#### [Prompt]
Give back all the data exactly, line by line.

[Records from a dataset]
--------

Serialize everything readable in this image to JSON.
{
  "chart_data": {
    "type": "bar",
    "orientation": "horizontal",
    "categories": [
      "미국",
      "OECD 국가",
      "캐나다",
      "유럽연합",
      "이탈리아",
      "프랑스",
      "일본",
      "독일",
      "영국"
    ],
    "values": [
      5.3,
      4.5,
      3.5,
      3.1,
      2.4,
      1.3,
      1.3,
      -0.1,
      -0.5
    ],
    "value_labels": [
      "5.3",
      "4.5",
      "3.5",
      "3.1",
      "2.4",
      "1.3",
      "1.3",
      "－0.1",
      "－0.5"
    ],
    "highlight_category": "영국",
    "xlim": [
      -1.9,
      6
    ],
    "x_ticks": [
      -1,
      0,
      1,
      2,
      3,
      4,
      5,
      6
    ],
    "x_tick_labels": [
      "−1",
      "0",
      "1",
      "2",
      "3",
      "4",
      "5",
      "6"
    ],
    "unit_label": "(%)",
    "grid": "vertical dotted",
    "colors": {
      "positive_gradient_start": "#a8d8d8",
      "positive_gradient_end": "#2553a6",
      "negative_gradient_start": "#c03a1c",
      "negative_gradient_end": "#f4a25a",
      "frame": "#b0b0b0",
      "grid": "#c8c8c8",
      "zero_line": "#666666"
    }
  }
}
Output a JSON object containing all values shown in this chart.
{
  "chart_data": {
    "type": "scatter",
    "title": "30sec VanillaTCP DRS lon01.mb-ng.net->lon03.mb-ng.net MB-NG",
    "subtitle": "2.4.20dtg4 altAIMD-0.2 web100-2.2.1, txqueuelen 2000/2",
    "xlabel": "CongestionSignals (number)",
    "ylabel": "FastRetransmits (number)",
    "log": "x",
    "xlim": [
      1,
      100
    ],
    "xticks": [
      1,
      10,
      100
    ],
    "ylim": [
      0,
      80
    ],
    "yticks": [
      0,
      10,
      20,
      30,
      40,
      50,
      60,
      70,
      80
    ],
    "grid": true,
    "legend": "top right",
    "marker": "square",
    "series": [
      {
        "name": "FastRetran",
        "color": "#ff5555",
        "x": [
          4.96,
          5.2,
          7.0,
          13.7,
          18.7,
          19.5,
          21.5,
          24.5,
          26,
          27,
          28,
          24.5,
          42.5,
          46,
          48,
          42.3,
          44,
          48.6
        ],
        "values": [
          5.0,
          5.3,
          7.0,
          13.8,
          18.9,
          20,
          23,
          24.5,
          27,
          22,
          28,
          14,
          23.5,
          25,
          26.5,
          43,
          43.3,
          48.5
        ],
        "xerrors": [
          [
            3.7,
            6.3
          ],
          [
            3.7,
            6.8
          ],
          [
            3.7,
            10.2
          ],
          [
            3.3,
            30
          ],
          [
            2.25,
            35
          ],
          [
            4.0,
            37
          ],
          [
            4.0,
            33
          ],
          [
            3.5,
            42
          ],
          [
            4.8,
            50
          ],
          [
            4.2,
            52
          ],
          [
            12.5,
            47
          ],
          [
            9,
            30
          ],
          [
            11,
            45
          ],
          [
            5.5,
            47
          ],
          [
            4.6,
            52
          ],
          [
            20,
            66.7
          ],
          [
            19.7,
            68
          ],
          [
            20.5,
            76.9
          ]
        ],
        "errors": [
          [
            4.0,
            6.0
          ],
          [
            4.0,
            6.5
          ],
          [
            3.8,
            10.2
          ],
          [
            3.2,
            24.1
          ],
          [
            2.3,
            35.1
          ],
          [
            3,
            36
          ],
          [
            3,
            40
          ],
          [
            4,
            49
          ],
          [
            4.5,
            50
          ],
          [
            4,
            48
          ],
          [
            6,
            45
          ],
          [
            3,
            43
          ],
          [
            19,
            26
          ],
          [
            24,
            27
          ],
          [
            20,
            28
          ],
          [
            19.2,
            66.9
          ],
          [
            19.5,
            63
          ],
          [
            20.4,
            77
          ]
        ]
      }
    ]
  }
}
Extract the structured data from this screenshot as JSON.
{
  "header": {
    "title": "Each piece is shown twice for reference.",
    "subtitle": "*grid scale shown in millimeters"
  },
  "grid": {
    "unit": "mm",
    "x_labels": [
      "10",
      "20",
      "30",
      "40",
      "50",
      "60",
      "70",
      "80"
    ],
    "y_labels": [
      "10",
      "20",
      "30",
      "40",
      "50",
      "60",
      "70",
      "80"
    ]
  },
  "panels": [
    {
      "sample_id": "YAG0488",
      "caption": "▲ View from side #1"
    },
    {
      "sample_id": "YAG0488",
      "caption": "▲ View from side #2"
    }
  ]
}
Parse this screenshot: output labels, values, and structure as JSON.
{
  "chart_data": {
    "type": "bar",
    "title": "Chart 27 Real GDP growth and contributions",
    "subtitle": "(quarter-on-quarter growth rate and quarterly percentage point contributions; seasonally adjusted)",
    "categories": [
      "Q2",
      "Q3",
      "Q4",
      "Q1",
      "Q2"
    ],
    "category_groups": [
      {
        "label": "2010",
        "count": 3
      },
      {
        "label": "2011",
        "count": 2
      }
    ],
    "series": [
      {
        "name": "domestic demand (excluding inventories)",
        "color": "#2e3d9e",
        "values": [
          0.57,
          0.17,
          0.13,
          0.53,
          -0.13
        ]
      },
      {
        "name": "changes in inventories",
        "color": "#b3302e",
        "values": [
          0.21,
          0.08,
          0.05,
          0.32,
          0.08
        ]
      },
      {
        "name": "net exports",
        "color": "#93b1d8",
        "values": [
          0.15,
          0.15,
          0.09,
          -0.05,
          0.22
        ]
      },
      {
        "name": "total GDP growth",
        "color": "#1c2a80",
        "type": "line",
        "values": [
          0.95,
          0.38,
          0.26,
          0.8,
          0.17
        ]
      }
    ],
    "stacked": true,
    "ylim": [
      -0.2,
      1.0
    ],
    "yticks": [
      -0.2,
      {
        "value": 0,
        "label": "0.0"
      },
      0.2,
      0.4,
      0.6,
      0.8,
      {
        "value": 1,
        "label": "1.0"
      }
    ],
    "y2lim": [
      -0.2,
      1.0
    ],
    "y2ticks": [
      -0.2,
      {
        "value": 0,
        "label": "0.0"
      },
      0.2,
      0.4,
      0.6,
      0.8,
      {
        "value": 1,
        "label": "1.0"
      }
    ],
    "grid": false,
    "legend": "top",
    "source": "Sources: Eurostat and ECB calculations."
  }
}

--------

#### [Problem solution]
Serialize everything readable in this image to JSON.
{
  "chart_data": {
    "type": "bar",
    "orientation": "horizontal",
    "categories": [
      "미국",
      "OECD 국가",
      "캐나다",
      "유럽연합",
      "이탈리아",
      "프랑스",
      "일본",
      "독일",
      "영국"
    ],
    "values": [
      5.3,
      4.5,
      3.5,
      3.1,
      2.4,
      1.3,
      1.3,
      -0.1,
      -0.5
    ],
    "value_labels": [
      "5.3",
      "4.5",
      "3.5",
      "3.1",
      "2.4",
      "1.3",
      "1.3",
      "－0.1",
      "－0.5"
    ],
    "highlight_category": "영국",
    "xlim": [
      -1.9,
      6
    ],
    "x_ticks": [
      -1,
      0,
      1,
      2,
      3,
      4,
      5,
      6
    ],
    "x_tick_labels": [
      "−1",
      "0",
      "1",
      "2",
      "3",
      "4",
      "5",
      "6"
    ],
    "unit_label": "(%)",
    "grid": "vertical dotted",
    "colors": {
      "positive_gradient_start": "#a8d8d8",
      "positive_gradient_end": "#2553a6",
      "negative_gradient_start": "#c03a1c",
      "negative_gradient_end": "#f4a25a",
      "frame": "#b0b0b0",
      "grid": "#c8c8c8",
      "zero_line": "#666666"
    }
  }
}
Output a JSON object containing all values shown in this chart.
{
  "chart_data": {
    "type": "scatter",
    "title": "30sec VanillaTCP DRS lon01.mb-ng.net->lon03.mb-ng.net MB-NG",
    "subtitle": "2.4.20dtg4 altAIMD-0.2 web100-2.2.1, txqueuelen 2000/2",
    "xlabel": "CongestionSignals (number)",
    "ylabel": "FastRetransmits (number)",
    "log": "x",
    "xlim": [
      1,
      100
    ],
    "xticks": [
      1,
      10,
      100
    ],
    "ylim": [
      0,
      80
    ],
    "yticks": [
      0,
      10,
      20,
      30,
      40,
      50,
      60,
      70,
      80
    ],
    "grid": true,
    "legend": "top right",
    "marker": "square",
    "series": [
      {
        "name": "FastRetran",
        "color": "#ff5555",
        "x": [
          4.96,
          5.2,
          7.0,
          13.7,
          18.7,
          19.5,
          21.5,
          24.5,
          26,
          27,
          28,
          24.5,
          42.5,
          46,
          48,
          42.3,
          44,
          48.6
        ],
        "values": [
          5.0,
          5.3,
          7.0,
          13.8,
          18.9,
          20,
          23,
          24.5,
          27,
          22,
          28,
          14,
          23.5,
          25,
          26.5,
          43,
          43.3,
          48.5
        ],
        "xerrors": [
          [
            3.7,
            6.3
          ],
          [
            3.7,
            6.8
          ],
          [
            3.7,
            10.2
          ],
          [
            3.3,
            30
          ],
          [
            2.25,
            35
          ],
          [
            4.0,
            37
          ],
          [
            4.0,
            33
          ],
          [
            3.5,
            42
          ],
          [
            4.8,
            50
          ],
          [
            4.2,
            52
          ],
          [
            12.5,
            47
          ],
          [
            9,
            30
          ],
          [
            11,
            45
          ],
          [
            5.5,
            47
          ],
          [
            4.6,
            52
          ],
          [
            20,
            66.7
          ],
          [
            19.7,
            68
          ],
          [
            20.5,
            76.9
          ]
        ],
        "errors": [
          [
            4.0,
            6.0
          ],
          [
            4.0,
            6.5
          ],
          [
            3.8,
            10.2
          ],
          [
            3.2,
            24.1
          ],
          [
            2.3,
            35.1
          ],
          [
            3,
            36
          ],
          [
            3,
            40
          ],
          [
            4,
            49
          ],
          [
            4.5,
            50
          ],
          [
            4,
            48
          ],
          [
            6,
            45
          ],
          [
            3,
            43
          ],
          [
            19,
            26
          ],
          [
            24,
            27
          ],
          [
            20,
            28
          ],
          [
            19.2,
            66.9
          ],
          [
            19.5,
            63
          ],
          [
            20.4,
            77
          ]
        ]
      }
    ]
  }
}
Extract the structured data from this screenshot as JSON.
{
  "header": {
    "title": "Each piece is shown twice for reference.",
    "subtitle": "*grid scale shown in millimeters"
  },
  "grid": {
    "unit": "mm",
    "x_labels": [
      "10",
      "20",
      "30",
      "40",
      "50",
      "60",
      "70",
      "80"
    ],
    "y_labels": [
      "10",
      "20",
      "30",
      "40",
      "50",
      "60",
      "70",
      "80"
    ]
  },
  "panels": [
    {
      "sample_id": "YAG0488",
      "caption": "▲ View from side #1"
    },
    {
      "sample_id": "YAG0488",
      "caption": "▲ View from side #2"
    }
  ]
}
Parse this screenshot: output labels, values, and structure as JSON.
{
  "chart_data": {
    "type": "bar",
    "title": "Chart 27 Real GDP growth and contributions",
    "subtitle": "(quarter-on-quarter growth rate and quarterly percentage point contributions; seasonally adjusted)",
    "categories": [
      "Q2",
      "Q3",
      "Q4",
      "Q1",
      "Q2"
    ],
    "category_groups": [
      {
        "label": "2010",
        "count": 3
      },
      {
        "label": "2011",
        "count": 2
      }
    ],
    "series": [
      {
        "name": "domestic demand (excluding inventories)",
        "color": "#2e3d9e",
        "values": [
          0.57,
          0.17,
          0.13,
          0.53,
          -0.13
        ]
      },
      {
        "name": "changes in inventories",
        "color": "#b3302e",
        "values": [
          0.21,
          0.08,
          0.05,
          0.32,
          0.08
        ]
      },
      {
        "name": "net exports",
        "color": "#93b1d8",
        "values": [
          0.15,
          0.15,
          0.09,
          -0.05,
          0.22
        ]
      },
      {
        "name": "total GDP growth",
        "color": "#1c2a80",
        "type": "line",
        "values": [
          0.95,
          0.38,
          0.26,
          0.8,
          0.17
        ]
      }
    ],
    "stacked": true,
    "ylim": [
      -0.2,
      1.0
    ],
    "yticks": [
      -0.2,
      {
        "value": 0,
        "label": "0.0"
      },
      0.2,
      0.4,
      0.6,
      0.8,
      {
        "value": 1,
        "label": "1.0"
      }
    ],
    "y2lim": [
      -0.2,
      1.0
    ],
    "y2ticks": [
      -0.2,
      {
        "value": 0,
        "label": "0.0"
      },
      0.2,
      0.4,
      0.6,
      0.8,
      {
        "value": 1,
        "label": "1.0"
      }
    ],
    "grid": false,
    "legend": "top",
    "source": "Sources: Eurostat and ECB calculations."
  }
}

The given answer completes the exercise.